Les parents de Max m’appellent un ami imaginaire.

Je ne suis pas imaginaire.

Pas imaginaire, comment ça ? Budo s’explique:

J’ai peut-être besoin de l’imagination de Max pour exister, mais je suis capable aussi d’avoir mes pensées, mes idées et ma vie en dehors de lui. Je suis lié à Max comme un astronaute est lié par des tubes et des câbles à sa navette spatiale. Si la navette explose, et que l’astronaute meurt, ça ne veut pas dire qu’il était imaginaire. C’est seulement que ce qui le maintenait en vie a disparu. Pour Max et moi, c’est pareil.

L’argument est imparable. On ne peut qu’acquiescer. Mais même si elle n’est pas imaginaire, la vie d’un ami « imaginaire » est loin d’être facile.

Tout d’abord, elle est souvent très courte, puisqu’elle ne dure qu’aussi longtemps que l’ami humain croit en elle. Avec ses cinq ans, Budo compte parmi les plus chanceux.

Pour un ami imaginaire, j’ai de la chance. Je suis là depuis plus longtemps que la plupart. J’ai connu un ami imaginaire qui s’appelait Philippe. (…) Il a duré moins d’une semaine. Un beau jour, il est venu au monde, l’air assez humain si ce n’est son absence d’oreilles (beaucoup d’amis imaginaires n’ont pas d’oreilles), et quelques jours plus tard, il n’était déjà plus là.

Ensuite, la vie des amis imaginaires peut s’avérer un cauchemar pratique, en fonction de l’imagination de leur ami humain. C’est elle en effet qui détermine ce à quoi ils ressemblent et ce qu’ils sont capables de faire. Ici encore, Budo s’en tire à très bon compte.

Max est un garçon très créatif, et donc j’ai deux bras, deux jambes et un visage. Je n’ai aucune partie du corps qui manque, ce qui fait de mois un phénomène rare dans le monde des amis imaginaires. La plupart manquent d’une chose ou d’une autre et certains n’ont même pas l’air humain. (…) Certains ne sont rien de plus qu’une tache sur un mur, comme Chomp. Mais grâce à Max, je peux me déplacer tout seul.

Lignes:
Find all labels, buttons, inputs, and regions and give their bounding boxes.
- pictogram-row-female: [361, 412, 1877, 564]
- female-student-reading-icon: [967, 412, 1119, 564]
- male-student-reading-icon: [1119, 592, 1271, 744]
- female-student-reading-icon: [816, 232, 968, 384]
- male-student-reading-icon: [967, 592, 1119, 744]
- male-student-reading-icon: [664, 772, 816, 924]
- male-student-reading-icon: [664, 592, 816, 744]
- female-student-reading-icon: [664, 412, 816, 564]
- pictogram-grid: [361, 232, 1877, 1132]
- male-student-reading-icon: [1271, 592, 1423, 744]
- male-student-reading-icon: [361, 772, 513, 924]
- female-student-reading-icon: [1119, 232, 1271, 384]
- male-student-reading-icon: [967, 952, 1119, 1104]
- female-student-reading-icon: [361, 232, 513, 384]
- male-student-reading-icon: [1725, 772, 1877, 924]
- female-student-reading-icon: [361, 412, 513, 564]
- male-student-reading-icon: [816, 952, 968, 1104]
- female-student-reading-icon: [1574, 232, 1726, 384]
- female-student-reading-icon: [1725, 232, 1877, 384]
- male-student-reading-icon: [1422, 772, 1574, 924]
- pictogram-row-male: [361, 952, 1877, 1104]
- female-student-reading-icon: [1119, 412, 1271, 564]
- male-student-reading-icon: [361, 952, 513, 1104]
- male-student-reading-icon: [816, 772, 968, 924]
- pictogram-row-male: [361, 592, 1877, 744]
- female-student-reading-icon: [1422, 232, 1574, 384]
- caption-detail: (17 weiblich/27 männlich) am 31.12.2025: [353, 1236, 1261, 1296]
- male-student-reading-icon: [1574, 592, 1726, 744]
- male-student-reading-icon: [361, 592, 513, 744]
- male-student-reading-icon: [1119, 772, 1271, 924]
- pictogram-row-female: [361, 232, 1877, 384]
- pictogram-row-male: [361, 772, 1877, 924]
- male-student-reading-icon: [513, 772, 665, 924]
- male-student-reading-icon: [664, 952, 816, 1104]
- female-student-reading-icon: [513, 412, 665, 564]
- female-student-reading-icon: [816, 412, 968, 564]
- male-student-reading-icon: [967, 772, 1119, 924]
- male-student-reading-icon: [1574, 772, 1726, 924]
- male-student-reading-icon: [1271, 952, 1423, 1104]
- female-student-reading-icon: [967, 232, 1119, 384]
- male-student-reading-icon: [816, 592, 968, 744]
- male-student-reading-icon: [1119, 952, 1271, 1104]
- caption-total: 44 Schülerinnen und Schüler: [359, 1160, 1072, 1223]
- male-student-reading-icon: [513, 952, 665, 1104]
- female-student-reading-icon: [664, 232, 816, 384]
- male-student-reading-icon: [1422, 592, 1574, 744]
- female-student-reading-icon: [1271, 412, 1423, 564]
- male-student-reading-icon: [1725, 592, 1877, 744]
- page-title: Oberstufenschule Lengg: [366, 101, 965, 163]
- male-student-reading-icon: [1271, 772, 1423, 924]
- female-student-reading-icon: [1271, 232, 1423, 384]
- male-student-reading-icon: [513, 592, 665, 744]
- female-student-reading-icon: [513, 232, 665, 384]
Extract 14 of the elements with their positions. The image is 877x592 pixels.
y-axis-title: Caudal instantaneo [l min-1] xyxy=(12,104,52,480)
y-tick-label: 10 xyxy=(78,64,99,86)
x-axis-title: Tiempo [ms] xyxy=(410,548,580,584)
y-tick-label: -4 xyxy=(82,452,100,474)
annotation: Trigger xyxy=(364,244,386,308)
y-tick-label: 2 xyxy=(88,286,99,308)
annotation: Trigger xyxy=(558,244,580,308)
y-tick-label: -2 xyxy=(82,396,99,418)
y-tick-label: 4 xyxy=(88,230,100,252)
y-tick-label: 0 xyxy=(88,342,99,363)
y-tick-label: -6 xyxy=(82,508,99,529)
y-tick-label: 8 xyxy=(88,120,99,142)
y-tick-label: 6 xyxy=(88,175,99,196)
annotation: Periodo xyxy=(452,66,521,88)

Exercices à faire:
**A.** Répondez à ces questions sur l'extrait consacré à Budo, l'ami imaginaire de Max :
(i) Combien de temps l'ami imaginaire nommé Philippe a-t-il duré ?
(ii) À quoi Budo compare-t-il le lien qui l'unit à Max ?
(iii) Quel ami imaginaire n'est rien de plus qu'une tache sur un mur ?
**B.** Poursuivez l'extrait consacré à Budo, l'ami imaginaire de Max, à partir de sa dernière phrase.

Réponses par exercice:
**A.**
(i) Moins d'une semaine.
(ii) À un astronaute lié par des tubes et des câbles à sa navette spatiale.
(iii) Chomp.

**B.**
La vie d’un ami imaginaire est aussi très solitaire. Un ami imaginaire peut voir et entendre tous les êtres humains, mais il ne peut être vu et entendu que de son ami humain. Un ami imaginaire n’a pas de parents. Personne pour faire son éducation, lui apprendre qui il est, lui expliquer le monde et comment fonctionnent les choses. S’il existe pour aider son ami humain, il n’a lui en revanche personne pour l’aider. Pour calmer ses peurs. Il doit tout apprendre par lui-même. Il doit prendre soin de lui-même. Et compter sur la bienveillance d’autres amis imaginaires plus expérimentés pour lui donner quelques explications, quelques conseils. Car les amis imaginaires, eux, peuvent se voir et communiquer entre eux. C’est une consolation. Et un drame d’autant plus grand lorsque ces camarades disparaissent soudainement car leur ami humain a cessé de croire en eux.

Quand je suis né, j’essayais d’obtenir l’attention des gens comme la mère et le père de Max, parce que je ne savais pas qu’ils ne pouvaient pas m’entendre. Je pensais qu’ils m’ignoraient simplement. Je me rappelle d’un soir où Max et sa maman étaient sortis et où j’étais resté à la maison avec son père. (…) J’ai hurlé tout le temps. Je pensais que si je criais suffisamment longtemps, il finirait au moins par me regarder et me dire de me taire. (…) Mais il continuait à regarder le match de base-ball comme si je n’étais pas là. (…) Soudain j’ai réalisé qu’il serait impossible pour le père de Max d’entendre l’homme à la télévision parce que je hurlais tellement fort, droit dans son oreille. C’est alors que j’ai compris que personne d’autre que Max ne pouvait m’entendre.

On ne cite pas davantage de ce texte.